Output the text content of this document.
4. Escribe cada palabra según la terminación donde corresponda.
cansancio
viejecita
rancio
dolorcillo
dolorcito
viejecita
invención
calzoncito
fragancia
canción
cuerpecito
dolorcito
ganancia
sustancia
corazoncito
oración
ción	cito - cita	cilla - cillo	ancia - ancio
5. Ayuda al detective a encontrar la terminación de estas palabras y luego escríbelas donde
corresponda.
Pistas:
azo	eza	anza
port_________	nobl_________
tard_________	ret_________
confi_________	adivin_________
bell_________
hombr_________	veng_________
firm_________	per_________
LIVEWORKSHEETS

What to produce: Within the entries above, how many lines contain "corresponda"? Respond with the number only.

Correct output: 2